**DESCRIPTION OF THE TASK:**
Count every line below in which "this" occurs, then give only the count.

Dataset items:
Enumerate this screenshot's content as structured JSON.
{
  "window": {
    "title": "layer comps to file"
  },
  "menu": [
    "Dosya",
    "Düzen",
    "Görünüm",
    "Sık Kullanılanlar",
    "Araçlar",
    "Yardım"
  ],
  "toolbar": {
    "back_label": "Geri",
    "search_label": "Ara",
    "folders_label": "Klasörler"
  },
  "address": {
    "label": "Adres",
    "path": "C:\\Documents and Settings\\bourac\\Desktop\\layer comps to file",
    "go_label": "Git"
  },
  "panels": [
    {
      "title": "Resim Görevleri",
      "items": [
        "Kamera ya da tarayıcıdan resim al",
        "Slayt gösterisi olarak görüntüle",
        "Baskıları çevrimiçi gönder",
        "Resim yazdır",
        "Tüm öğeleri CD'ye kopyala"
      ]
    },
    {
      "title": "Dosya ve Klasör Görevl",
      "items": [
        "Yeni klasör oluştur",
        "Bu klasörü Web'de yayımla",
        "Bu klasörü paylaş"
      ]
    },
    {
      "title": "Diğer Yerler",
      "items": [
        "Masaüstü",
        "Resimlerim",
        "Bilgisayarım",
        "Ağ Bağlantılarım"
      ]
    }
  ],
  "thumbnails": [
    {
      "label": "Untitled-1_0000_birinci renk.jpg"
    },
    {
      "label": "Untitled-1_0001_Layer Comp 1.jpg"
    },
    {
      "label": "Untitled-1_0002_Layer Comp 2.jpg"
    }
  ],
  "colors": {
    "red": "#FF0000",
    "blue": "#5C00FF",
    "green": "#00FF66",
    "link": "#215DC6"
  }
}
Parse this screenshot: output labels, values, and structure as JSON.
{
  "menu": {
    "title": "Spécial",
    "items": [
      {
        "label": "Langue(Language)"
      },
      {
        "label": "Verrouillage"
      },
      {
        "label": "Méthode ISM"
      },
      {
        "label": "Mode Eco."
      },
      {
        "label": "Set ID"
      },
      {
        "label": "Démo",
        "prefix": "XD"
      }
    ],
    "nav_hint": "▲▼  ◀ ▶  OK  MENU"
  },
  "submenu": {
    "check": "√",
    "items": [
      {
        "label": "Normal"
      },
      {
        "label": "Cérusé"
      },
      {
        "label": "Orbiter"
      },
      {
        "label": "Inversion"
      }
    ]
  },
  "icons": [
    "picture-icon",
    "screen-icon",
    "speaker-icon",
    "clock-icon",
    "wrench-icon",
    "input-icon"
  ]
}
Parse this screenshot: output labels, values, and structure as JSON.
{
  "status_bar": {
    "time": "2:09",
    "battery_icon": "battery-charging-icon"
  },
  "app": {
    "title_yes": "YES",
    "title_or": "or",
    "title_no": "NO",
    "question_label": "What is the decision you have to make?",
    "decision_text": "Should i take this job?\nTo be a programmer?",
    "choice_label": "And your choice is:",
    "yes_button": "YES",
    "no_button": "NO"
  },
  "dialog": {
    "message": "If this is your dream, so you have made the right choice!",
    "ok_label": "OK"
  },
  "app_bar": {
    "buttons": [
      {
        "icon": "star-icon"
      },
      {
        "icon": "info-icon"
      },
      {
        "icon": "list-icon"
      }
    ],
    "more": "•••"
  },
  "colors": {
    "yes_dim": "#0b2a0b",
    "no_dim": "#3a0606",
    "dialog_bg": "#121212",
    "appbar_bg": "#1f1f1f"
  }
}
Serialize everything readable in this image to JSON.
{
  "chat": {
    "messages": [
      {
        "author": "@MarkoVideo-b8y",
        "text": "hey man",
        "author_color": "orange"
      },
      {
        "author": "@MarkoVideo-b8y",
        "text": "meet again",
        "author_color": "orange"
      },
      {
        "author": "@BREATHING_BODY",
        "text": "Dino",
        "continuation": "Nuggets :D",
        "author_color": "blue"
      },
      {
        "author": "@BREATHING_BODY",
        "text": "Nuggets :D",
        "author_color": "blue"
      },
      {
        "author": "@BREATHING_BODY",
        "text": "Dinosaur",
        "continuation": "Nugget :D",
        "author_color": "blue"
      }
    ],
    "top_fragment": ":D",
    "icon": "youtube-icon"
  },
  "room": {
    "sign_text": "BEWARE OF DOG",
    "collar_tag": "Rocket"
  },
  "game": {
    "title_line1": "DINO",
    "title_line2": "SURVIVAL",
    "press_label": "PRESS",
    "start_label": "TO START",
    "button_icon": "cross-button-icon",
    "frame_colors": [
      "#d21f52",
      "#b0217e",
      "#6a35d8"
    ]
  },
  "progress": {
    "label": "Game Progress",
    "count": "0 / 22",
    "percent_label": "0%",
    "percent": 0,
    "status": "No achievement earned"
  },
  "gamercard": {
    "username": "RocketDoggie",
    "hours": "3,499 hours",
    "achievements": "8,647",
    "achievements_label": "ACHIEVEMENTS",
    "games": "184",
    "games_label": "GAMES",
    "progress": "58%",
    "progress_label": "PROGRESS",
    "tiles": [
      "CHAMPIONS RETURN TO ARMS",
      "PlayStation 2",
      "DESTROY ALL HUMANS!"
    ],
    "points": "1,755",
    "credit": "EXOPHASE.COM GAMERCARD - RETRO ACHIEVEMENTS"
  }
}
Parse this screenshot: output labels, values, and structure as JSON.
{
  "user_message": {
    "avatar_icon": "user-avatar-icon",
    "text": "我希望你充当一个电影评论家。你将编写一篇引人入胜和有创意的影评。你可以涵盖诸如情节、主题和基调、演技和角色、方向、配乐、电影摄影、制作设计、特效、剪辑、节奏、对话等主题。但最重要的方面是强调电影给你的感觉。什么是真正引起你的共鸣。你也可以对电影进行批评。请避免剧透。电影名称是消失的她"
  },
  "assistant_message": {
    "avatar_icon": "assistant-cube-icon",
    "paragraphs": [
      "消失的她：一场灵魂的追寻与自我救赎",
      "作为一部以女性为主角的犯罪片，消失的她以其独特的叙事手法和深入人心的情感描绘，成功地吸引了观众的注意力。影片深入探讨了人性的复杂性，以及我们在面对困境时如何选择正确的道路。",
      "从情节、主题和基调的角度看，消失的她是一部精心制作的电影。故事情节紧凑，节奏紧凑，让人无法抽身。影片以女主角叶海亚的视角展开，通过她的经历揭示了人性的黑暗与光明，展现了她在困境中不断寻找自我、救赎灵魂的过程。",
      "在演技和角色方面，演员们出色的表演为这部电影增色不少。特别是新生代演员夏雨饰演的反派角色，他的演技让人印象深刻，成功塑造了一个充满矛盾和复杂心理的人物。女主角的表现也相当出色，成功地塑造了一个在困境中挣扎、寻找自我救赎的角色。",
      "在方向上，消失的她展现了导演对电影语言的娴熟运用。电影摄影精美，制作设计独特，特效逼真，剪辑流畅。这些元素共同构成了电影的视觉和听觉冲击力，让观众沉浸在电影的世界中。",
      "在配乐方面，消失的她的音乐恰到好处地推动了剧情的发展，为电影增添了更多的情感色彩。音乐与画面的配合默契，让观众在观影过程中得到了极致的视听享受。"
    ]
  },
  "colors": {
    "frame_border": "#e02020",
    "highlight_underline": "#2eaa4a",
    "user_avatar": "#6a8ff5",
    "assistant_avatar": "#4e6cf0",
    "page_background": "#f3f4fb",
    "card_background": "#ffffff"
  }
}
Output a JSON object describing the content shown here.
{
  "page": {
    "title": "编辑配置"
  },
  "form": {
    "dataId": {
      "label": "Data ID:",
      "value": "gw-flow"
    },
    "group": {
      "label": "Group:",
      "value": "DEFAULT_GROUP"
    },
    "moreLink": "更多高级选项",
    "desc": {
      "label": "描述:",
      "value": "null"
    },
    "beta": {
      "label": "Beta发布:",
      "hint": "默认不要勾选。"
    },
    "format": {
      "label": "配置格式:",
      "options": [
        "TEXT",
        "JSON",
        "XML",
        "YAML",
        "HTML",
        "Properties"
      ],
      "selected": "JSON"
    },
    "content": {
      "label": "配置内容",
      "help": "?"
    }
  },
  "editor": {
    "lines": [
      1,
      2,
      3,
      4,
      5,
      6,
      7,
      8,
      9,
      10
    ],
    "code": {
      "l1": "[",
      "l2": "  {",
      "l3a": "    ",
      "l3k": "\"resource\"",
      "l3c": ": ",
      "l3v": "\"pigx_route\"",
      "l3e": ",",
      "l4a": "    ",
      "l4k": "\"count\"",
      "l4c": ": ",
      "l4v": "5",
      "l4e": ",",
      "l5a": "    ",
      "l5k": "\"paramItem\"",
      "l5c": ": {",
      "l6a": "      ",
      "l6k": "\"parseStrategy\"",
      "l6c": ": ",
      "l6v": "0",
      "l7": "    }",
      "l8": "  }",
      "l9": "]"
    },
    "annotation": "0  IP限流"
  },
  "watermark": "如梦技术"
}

**SOLVED EXERCISE:**
7